__Exercise goal__. No images are to be carried over; print all other material exactly as it stands.

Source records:
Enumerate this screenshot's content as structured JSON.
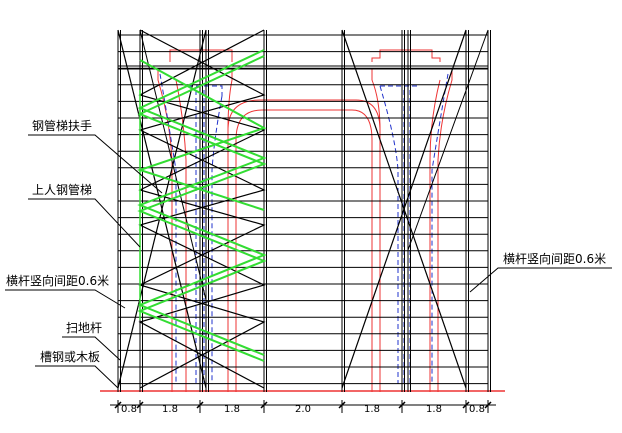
{
  "labels": {
    "handrail": "钢管梯扶手",
    "ladder": "上人钢管梯",
    "ledger_spacing_left": "横杆竖向间距0.6米",
    "ledger_spacing_right": "横杆竖向间距0.6米",
    "sweep_rod": "扫地杆",
    "base_board": "槽钢或木板"
  },
  "dimensions": [
    "0.8",
    "1.8",
    "1.8",
    "2.0",
    "1.8",
    "1.8",
    "0.8"
  ],
  "colors": {
    "frame": "#000000",
    "ladder": "#33dd33",
    "pier_outline": "#ee3333",
    "hidden_lines": "#2233cc",
    "ground": "#ee3333"
  }
}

__Solved exercise__.
Enumerate this screenshot's content as structured JSON.
{
  "labels": {
    "handrail": "钢管梯扶手",
    "ladder": "上人钢管梯",
    "ledger_spacing_left": "横杆竖向间距0.6米",
    "ledger_spacing_right": "横杆竖向间距0.6米",
    "sweep_rod": "扫地杆",
    "base_board": "槽钢或木板"
  },
  "dimensions": [
    "0.8",
    "1.8",
    "1.8",
    "2.0",
    "1.8",
    "1.8",
    "0.8"
  ],
  "colors": {
    "frame": "#000000",
    "ladder": "#33dd33",
    "pier_outline": "#ee3333",
    "hidden_lines": "#2233cc",
    "ground": "#ee3333"
  }
}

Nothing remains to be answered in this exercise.